§ 取り組む課題
1) 遺留分に関する文章のうち、「遺留分を計算する上で」で始まる段落を、主要な事実を残して箇条書きに改めてください。
2) 遺留分に関する文章の最後の文に続けて、その先を書き進めてください。

§ 読解文
☆ ☆ ☆ ☆ ☆
子には民法で定められた最低限の遺産を受け取る権利がある。これを遺留分という。遺留分を請求できるのは配偶者、親、子。きょうだいは含まれず、親がいない場合は祖父母、子がすでに死んでいる場合は孫が遺留分を主張することができる。
遺留分を計算する上で算定基礎となる金額には、相続が発生時の財産はもちろん、一部の生前贈与も加算される。法定相続人への相続発生から10年以内の贈与と、相続人以外への1年以内の贈与は、遺産に足し戻して遺留分を計算する。
法定相続人への贈与については、これまでは期限なしで過去に遡って足し戻していたが、2019年7月に「10年以内」に改正された。
遺留分を請求するには「順番」がある。たとえば、4人きょうだいの末っ子が遺留分を請求する場合、最も多くの財産を生前贈与によって受け取った長兄、遺言によって少額の遺産を受け取った次兄、介護を請け負う代わりに現金を受け取る約束をした長女のうち、誰から遺留分を取り戻せばいいのか。遺留分の額を3等分してそれぞれから同じ額を受け取ると思いがちだが、遺留分を請求できる財産には決まった順番がある。
3人のきょうだいの財産の受け取り方はそれぞれ法律上の区分が異なる。次兄のように遺言で財産を受け取るのは「遺贈」、長女のように生前の贈与契約に基づいて死亡時に受け取る方法は「死因贈与」、長兄のように生前に受け取るのは「生前贈与」となる。
☆ ☆ ☆ ☆ ☆
レイアウトデータ:
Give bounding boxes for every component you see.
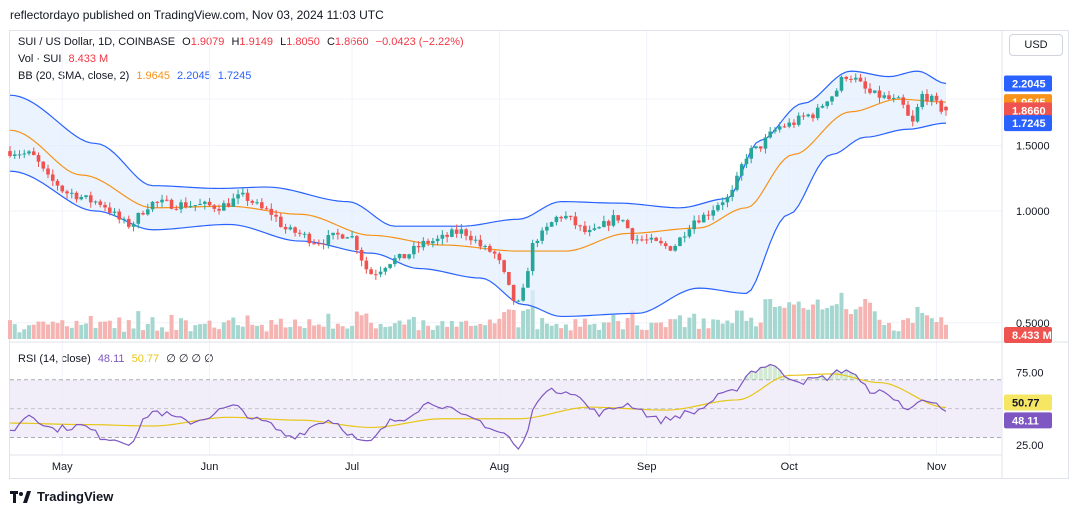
high-value: 1.9149	[239, 36, 274, 48]
symbol-name: SUI / US Dollar, 1D, COINBASE	[18, 36, 176, 48]
bb-upper-value: 2.2045	[177, 70, 211, 82]
bb-label: BB (20, SMA, close, 2)	[18, 70, 130, 82]
rsi-label: RSI (14, close)	[18, 353, 91, 365]
low-label: L	[280, 36, 287, 48]
low-value: 1.8050	[286, 36, 320, 48]
open-label: O	[182, 36, 191, 48]
tradingview-logo[interactable]: TradingView	[10, 489, 113, 504]
publisher-line: reflectordayo published on TradingView.c…	[10, 8, 384, 22]
rsi-value: 48.11	[97, 353, 125, 365]
symbol-legend: SUI / US Dollar, 1D, COINBASE O1.9079 H1…	[18, 36, 468, 48]
tradingview-brand: TradingView	[37, 489, 114, 504]
change-value: −0.0423 (−2.22%)	[375, 36, 464, 48]
close-label: C	[326, 36, 335, 48]
rsi-extra: ∅ ∅ ∅ ∅	[166, 353, 214, 365]
volume-label: Vol · SUI	[18, 53, 62, 65]
rsi-ma-value: 50.77	[131, 353, 160, 365]
close-value: 1.8660	[334, 36, 369, 48]
rsi-legend: RSI (14, close) 48.11 50.77 ∅ ∅ ∅ ∅	[18, 352, 218, 365]
tradingview-logo-icon	[10, 490, 31, 503]
high-label: H	[231, 36, 240, 48]
bb-basis-value: 1.9645	[136, 70, 170, 82]
currency-button[interactable]: USD	[1009, 34, 1063, 56]
bb-lower-value: 1.7245	[217, 70, 252, 82]
chart-frame	[9, 30, 1069, 479]
open-value: 1.9079	[190, 36, 225, 48]
volume-value: 8.433 M	[68, 53, 109, 65]
volume-legend: Vol · SUI 8.433 M	[18, 53, 112, 65]
bb-legend: BB (20, SMA, close, 2) 1.9645 2.2045 1.7…	[18, 70, 255, 82]
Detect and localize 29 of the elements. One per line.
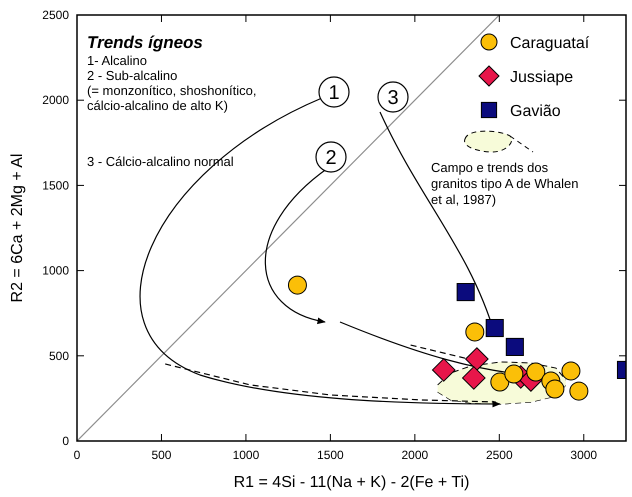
x-tick-label: 3000 bbox=[570, 448, 598, 462]
annotation: 1- Alcalino bbox=[87, 53, 147, 68]
annotation: et al, 1987) bbox=[431, 192, 496, 207]
y-tick-label: 1000 bbox=[42, 264, 70, 278]
y-axis-title: R2 = 6Ca + 2Mg + Al bbox=[9, 154, 26, 302]
annotation: 3 bbox=[387, 87, 399, 109]
x-tick-label: 1000 bbox=[232, 448, 260, 462]
annotation: cálcio-alcalino de alto K) bbox=[87, 98, 228, 113]
x-axis-title: R1 = 4Si - 11(Na + K) - 2(Fe + Ti) bbox=[234, 474, 470, 491]
y-tick-label: 500 bbox=[48, 348, 70, 363]
legend-label: Jussiape bbox=[510, 69, 574, 86]
annotation: 1 bbox=[328, 82, 340, 104]
annotation: Campo e trends dos bbox=[431, 160, 549, 175]
x-tick-label: 2000 bbox=[401, 448, 429, 462]
annotation: (= monzonítico, shoshonítico, bbox=[87, 83, 256, 98]
x-tick-label: 1500 bbox=[317, 448, 344, 462]
y-tick-label: 2000 bbox=[42, 93, 70, 108]
x-tick-label: 500 bbox=[151, 448, 172, 462]
y-tick-label: 0 bbox=[62, 434, 70, 448]
y-tick-label: 1500 bbox=[42, 178, 70, 192]
legend-label: Gavião bbox=[510, 103, 561, 120]
annotation: 2 bbox=[325, 147, 337, 169]
y-tick-label: 2500 bbox=[42, 8, 70, 22]
annotation: 2 - Sub-alcalino bbox=[87, 68, 178, 83]
legend-label: Caraguataí bbox=[510, 35, 590, 52]
x-tick-label: 2500 bbox=[486, 448, 513, 462]
annotation: granitos tipo A de Whalen bbox=[431, 176, 578, 191]
annotation: Trends ígneos bbox=[87, 33, 203, 52]
x-tick-label: 0 bbox=[74, 448, 81, 462]
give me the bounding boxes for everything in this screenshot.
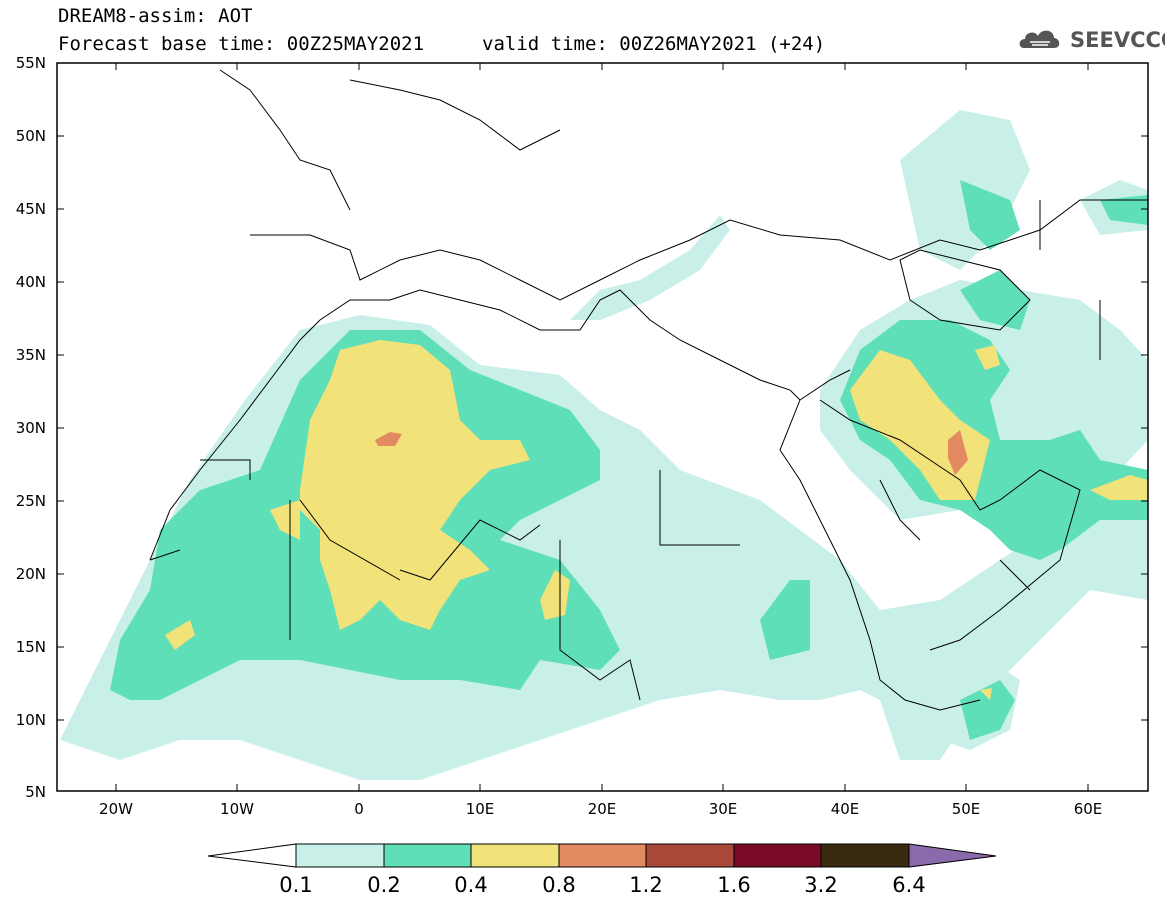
lat-label: 50N bbox=[15, 127, 46, 145]
lon-label: 10E bbox=[465, 800, 495, 818]
colorbar-label: 3.2 bbox=[804, 873, 838, 897]
lon-label: 20E bbox=[587, 800, 617, 818]
lon-label: 60E bbox=[1073, 800, 1103, 818]
lat-label: 20N bbox=[15, 565, 46, 583]
colorbar-segment bbox=[383, 843, 472, 868]
colorbar-segment bbox=[470, 843, 560, 868]
colorbar-segment bbox=[295, 843, 385, 868]
lon-label: 40E bbox=[830, 800, 860, 818]
colorbar-segment bbox=[733, 843, 822, 868]
colorbar-segment bbox=[820, 843, 910, 868]
lat-label: 55N bbox=[15, 54, 46, 72]
lat-label: 10N bbox=[15, 711, 46, 729]
lat-label: 5N bbox=[25, 783, 46, 801]
lat-label: 25N bbox=[15, 492, 46, 510]
lat-label: 35N bbox=[15, 346, 46, 364]
lon-label: 0 bbox=[354, 800, 364, 818]
aot-fields bbox=[60, 110, 1148, 780]
lon-label: 30E bbox=[708, 800, 738, 818]
lat-label: 40N bbox=[15, 273, 46, 291]
colorbar-segment bbox=[558, 843, 647, 868]
colorbar-label: 0.8 bbox=[542, 873, 576, 897]
logo-text: SEEVCCC bbox=[1070, 28, 1165, 52]
colorbar-label: 1.2 bbox=[629, 873, 663, 897]
valid-time: valid time: 00Z26MAY2021 (+24) bbox=[482, 33, 826, 55]
colorbar-label: 0.1 bbox=[279, 873, 313, 897]
colorbar-label: 1.6 bbox=[717, 873, 751, 897]
colorbar-segment-below bbox=[207, 843, 297, 868]
forecast-base-time: Forecast base time: 00Z25MAY2021 bbox=[58, 33, 425, 55]
lon-label: 50E bbox=[951, 800, 981, 818]
colorbar-segment-above bbox=[908, 843, 997, 868]
lon-label: 20W bbox=[99, 800, 133, 818]
cloud-icon bbox=[1019, 30, 1060, 48]
lon-label: 10W bbox=[220, 800, 254, 818]
colorbar-label: 6.4 bbox=[892, 873, 926, 897]
colorbar-label: 0.4 bbox=[454, 873, 488, 897]
colorbar-segment bbox=[645, 843, 735, 868]
lat-label: 15N bbox=[15, 638, 46, 656]
colorbar-label: 0.2 bbox=[367, 873, 401, 897]
axis-ticks bbox=[57, 62, 1148, 791]
lat-label: 30N bbox=[15, 419, 46, 437]
colorbar bbox=[207, 843, 997, 868]
coastlines bbox=[149, 69, 1148, 711]
map-title: DREAM8-assim: AOT bbox=[58, 5, 253, 27]
lat-label: 45N bbox=[15, 200, 46, 218]
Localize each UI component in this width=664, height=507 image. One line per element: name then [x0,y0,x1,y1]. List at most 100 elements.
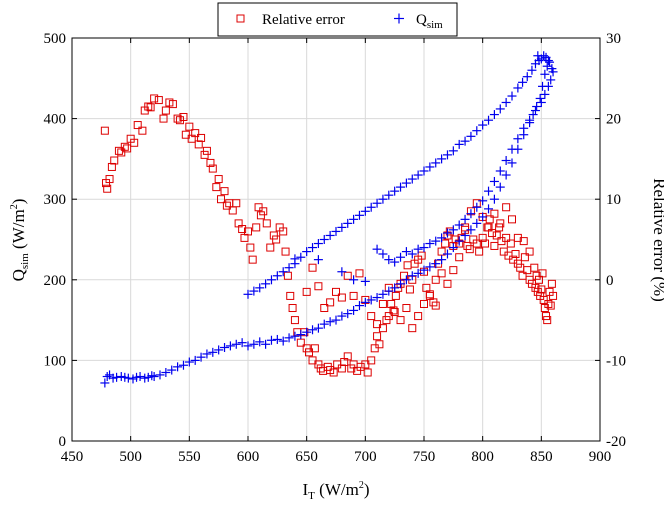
qsim-point [231,339,241,349]
relative-error-point [123,144,132,153]
qsim-point [349,305,359,315]
qsim-point [489,110,499,120]
qsim-point [478,120,488,130]
relative-error-point [308,356,317,365]
qsim-point [112,372,122,382]
relative-error-point [191,129,200,138]
qsim-point [466,209,476,219]
relative-error-point [144,102,153,111]
relative-error-point [238,225,247,234]
relative-error-point [384,312,393,321]
relative-error-point [197,133,206,142]
series-layer [100,51,558,388]
relative-error-point [518,271,527,280]
relative-error-point [283,271,292,280]
qsim-point [454,236,464,246]
relative-error-point [492,231,501,240]
relative-error-point [449,266,458,275]
qsim-point [419,243,429,253]
qsim-point [484,115,494,125]
relative-error-point [110,156,119,165]
qsim-point [313,255,323,265]
qsim-point [337,311,347,321]
y-right-tick-label: 30 [606,31,621,47]
relative-error-point [272,235,281,244]
qsim-point [278,267,288,277]
relative-error-point [332,287,340,296]
qsim-point [454,220,464,230]
relative-error-point [154,96,163,105]
qsim-point [255,283,265,293]
y-left-tick-label: 300 [44,192,67,208]
qsim-point [425,239,435,249]
relative-error-point [525,247,534,256]
qsim-point [384,190,394,200]
relative-error-point [286,291,295,300]
relative-error-point [375,340,384,349]
relative-error-point [266,243,275,252]
qsim-point [319,235,329,244]
qsim-point [448,225,458,235]
relative-error-point [441,239,450,248]
qsim-point [527,65,537,75]
relative-error-point [200,150,209,159]
relative-error-point [396,316,405,325]
relative-error-point [431,275,440,284]
relative-error-point [389,306,398,315]
relative-error-point [337,293,346,302]
relative-error-point [308,263,317,272]
relative-error-point [537,285,546,294]
qsim-point [360,206,370,216]
qsim-point [507,158,517,168]
qsim-point [536,97,546,107]
qsim-point [533,51,543,61]
qsim-point [437,255,447,265]
relative-error-point [484,223,493,232]
relative-error-point [361,360,370,369]
qsim-point [431,236,441,246]
qsim-point [319,319,329,329]
qsim-point [167,365,177,375]
qsim-point [501,170,511,180]
relative-error-point [281,247,290,256]
relative-error-point [519,237,528,246]
qsim-point [466,225,476,235]
relative-error-point [506,239,515,248]
qsim-point [413,244,423,254]
qsim-point [278,336,288,346]
qsim-point [545,57,555,67]
qsim-point [407,271,417,281]
relative-error-point [425,290,434,299]
qsim-point [413,268,423,278]
relative-error-point [373,332,382,341]
qsim-point [349,214,359,224]
relative-error-point [437,269,446,278]
qsim-point [460,214,470,224]
qsim-point [343,218,353,228]
relative-error-point [103,184,112,193]
relative-error-point [502,233,511,242]
y-left-tick-label: 200 [44,273,67,289]
relative-error-point [382,316,391,325]
relative-error-point [217,195,226,204]
y-left-axis-label: Qsim (W/m2) [9,199,31,282]
qsim-point [540,69,550,79]
y-left-tick-label: 400 [44,112,67,128]
relative-error-point [549,291,558,300]
relative-error-point [222,201,231,210]
qsim-point [501,97,511,107]
legend-label-qsim: Qsim [416,12,443,31]
relative-error-point [455,253,464,262]
qsim-point [178,360,188,370]
relative-error-point [349,291,358,300]
relative-error-point [305,348,314,357]
qsim-point [541,52,551,62]
relative-error-point [378,299,387,308]
qsim-point [349,275,359,285]
relative-error-point [356,362,365,371]
relative-error-point [259,207,268,216]
qsim-point [337,267,347,277]
relative-error-point [373,320,382,329]
relative-error-point [326,298,335,307]
qsim-point [484,186,494,196]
☆ ☆ ☆ ☆ ☆
§ 解答一覧
1)
・遺留分の算定基礎となる金額には、相続発生時の財産に加え、一部の生前贈与も加算される。
・法定相続人への贈与は、相続発生から10年以内のものを遺産に足し戻す。
・相続人以外への贈与は、1年以内のものを遺産に足し戻す。
・これらを足し戻した額をもとに遺留分を計算する。

2)
遺贈と死因贈与は似ているが、前者はあくまで贈る側の一方的な意思であり受け取る側が断れるのに比べ、後者では両者同意の契約による贈与のため受け取る側が一方的に放棄できない点が異なる。
遺留分請求の順位は、①遺贈、②死因贈与、③生前贈与――となっている。つまり財産を受け取れなかった末っ子は、まず遺贈で財産を受け継いだ次兄に遺留分を請求しなければならない。その結果、末っ子の遺留分の全額を充当できれば長兄と長女は請求されない。
次兄への請求だけでは足りない場合は、死因贈与で財産を受け取った長女が請求される。なお、複数の生前贈与がある場合には、相続発生日に近いものから順番に遺留分請求の対象となる。(2019/12/06)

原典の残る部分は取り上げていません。